# Requirement
Search the data for the word "نیاز" and copy every line where it occurs.

# Dataset extract

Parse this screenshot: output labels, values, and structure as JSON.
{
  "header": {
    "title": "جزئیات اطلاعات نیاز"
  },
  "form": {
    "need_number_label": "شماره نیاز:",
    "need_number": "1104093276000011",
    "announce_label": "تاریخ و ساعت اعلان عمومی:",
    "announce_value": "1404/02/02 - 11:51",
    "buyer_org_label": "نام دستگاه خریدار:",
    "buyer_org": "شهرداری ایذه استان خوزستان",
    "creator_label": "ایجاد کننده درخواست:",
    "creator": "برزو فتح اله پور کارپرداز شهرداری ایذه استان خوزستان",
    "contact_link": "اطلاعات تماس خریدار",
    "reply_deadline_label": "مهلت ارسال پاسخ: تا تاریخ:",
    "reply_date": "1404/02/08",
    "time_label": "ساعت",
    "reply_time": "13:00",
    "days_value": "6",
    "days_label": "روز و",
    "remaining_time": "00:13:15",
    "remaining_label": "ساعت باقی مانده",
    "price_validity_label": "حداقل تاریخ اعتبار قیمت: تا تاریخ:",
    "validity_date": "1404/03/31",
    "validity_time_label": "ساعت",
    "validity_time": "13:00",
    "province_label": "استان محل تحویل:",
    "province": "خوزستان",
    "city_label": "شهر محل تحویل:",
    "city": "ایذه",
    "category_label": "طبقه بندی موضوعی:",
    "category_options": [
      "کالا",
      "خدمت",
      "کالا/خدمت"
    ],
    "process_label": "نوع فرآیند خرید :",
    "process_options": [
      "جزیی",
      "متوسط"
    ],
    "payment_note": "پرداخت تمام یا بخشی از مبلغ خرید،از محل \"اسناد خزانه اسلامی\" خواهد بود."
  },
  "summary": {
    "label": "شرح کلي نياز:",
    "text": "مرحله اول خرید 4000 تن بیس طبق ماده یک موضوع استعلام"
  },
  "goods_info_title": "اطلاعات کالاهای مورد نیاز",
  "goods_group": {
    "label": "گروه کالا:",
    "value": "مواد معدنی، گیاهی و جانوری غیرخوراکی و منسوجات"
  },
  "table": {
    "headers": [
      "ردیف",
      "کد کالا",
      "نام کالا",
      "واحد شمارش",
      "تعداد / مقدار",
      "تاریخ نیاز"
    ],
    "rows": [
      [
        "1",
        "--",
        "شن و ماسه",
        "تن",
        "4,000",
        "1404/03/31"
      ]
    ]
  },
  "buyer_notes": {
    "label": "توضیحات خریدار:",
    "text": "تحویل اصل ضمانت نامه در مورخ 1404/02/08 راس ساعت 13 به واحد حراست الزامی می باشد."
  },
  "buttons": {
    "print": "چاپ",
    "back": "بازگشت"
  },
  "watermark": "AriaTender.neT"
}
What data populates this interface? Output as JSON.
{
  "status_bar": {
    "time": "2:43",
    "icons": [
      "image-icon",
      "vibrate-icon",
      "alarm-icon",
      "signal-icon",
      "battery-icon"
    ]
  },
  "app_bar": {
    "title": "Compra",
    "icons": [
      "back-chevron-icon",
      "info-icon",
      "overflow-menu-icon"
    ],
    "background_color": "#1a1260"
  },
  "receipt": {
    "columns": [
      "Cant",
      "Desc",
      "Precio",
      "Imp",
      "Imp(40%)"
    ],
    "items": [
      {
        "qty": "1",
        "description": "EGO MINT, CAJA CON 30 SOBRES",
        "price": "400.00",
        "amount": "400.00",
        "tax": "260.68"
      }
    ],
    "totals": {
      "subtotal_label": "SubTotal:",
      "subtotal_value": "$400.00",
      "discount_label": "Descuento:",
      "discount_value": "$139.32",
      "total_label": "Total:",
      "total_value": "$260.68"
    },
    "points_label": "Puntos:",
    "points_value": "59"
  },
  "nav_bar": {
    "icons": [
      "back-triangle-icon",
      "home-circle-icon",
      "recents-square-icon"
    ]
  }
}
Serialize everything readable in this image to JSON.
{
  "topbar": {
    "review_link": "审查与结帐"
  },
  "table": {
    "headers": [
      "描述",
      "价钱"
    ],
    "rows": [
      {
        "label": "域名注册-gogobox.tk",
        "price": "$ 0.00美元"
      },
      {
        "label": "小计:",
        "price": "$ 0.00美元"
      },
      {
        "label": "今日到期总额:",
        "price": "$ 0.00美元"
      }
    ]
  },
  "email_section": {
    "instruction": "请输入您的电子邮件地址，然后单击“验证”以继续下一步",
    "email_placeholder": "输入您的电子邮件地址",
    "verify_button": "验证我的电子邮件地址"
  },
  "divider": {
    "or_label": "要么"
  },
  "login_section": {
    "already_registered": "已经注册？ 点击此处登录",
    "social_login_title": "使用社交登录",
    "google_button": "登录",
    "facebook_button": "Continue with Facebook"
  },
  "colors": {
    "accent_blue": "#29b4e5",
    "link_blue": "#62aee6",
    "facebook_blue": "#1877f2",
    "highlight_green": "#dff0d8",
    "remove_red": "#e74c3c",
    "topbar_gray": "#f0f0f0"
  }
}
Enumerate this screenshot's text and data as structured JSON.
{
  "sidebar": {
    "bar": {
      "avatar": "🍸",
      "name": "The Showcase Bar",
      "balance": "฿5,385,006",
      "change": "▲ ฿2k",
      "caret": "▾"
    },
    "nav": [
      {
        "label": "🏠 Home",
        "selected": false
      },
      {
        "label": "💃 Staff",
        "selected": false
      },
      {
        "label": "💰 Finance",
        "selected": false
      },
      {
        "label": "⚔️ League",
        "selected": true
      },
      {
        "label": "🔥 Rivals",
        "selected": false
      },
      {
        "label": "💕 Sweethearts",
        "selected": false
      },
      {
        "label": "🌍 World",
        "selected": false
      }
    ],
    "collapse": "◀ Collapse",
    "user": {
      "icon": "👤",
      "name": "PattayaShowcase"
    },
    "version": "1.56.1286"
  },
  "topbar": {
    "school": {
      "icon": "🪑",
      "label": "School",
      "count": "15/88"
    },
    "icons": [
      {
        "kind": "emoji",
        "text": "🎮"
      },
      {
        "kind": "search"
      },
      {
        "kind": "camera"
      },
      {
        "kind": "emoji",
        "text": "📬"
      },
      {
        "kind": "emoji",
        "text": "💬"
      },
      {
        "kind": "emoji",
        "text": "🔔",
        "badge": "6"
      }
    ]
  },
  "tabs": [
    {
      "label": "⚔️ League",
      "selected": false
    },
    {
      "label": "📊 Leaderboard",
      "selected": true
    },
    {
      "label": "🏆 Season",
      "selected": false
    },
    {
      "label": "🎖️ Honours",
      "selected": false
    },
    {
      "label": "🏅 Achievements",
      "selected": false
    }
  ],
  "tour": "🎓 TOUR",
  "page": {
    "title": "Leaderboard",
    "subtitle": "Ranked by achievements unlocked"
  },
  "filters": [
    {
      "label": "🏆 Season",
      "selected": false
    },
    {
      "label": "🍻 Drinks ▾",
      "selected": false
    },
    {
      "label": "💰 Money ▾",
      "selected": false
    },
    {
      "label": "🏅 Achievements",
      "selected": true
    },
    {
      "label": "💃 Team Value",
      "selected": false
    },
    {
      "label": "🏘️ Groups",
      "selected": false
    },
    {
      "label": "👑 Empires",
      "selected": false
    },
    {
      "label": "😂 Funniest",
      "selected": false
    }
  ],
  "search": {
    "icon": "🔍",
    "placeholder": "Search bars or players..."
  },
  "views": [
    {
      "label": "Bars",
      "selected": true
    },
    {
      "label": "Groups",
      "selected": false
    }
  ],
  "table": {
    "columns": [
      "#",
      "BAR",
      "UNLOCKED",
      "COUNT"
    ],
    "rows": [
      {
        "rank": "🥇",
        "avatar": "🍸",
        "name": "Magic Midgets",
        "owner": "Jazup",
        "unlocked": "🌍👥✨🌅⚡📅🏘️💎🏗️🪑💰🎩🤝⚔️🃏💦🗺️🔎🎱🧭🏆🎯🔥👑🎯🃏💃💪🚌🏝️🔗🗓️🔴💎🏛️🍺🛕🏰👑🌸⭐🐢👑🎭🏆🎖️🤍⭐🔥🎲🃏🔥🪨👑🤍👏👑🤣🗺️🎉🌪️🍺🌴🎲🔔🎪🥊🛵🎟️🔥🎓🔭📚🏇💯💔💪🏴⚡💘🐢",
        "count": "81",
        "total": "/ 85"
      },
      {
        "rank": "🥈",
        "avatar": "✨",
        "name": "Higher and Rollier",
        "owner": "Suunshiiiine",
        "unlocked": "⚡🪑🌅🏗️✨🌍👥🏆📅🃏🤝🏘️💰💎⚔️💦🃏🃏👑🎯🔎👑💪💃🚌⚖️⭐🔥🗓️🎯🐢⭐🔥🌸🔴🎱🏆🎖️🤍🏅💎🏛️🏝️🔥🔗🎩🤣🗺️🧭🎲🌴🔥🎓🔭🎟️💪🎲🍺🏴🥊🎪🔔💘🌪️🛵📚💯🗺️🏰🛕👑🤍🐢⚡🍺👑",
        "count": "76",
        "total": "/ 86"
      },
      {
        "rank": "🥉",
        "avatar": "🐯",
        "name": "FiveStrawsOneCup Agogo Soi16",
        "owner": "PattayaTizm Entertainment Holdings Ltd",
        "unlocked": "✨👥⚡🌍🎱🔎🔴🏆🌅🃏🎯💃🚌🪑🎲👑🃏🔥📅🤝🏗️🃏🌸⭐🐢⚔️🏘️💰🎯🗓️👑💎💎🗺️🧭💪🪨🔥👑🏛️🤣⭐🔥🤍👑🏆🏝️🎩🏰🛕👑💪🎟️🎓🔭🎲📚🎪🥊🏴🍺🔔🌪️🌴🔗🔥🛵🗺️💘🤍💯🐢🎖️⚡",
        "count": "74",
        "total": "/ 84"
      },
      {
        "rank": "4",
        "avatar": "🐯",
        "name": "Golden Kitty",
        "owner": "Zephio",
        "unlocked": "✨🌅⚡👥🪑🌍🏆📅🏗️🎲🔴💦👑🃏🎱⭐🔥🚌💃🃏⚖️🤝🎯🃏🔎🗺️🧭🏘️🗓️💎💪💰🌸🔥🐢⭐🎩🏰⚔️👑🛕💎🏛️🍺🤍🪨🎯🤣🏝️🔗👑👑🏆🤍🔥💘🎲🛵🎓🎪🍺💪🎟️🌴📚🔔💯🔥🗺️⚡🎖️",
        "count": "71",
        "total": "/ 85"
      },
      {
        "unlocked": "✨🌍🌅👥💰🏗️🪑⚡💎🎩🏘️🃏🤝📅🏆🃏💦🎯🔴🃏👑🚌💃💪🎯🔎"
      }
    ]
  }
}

# Result of the exercise
    "title": "جزئیات اطلاعات نیاز"
    "need_number_label": "شماره نیاز:",
  "goods_info_title": "اطلاعات کالاهای مورد نیاز",
      "تاریخ نیاز"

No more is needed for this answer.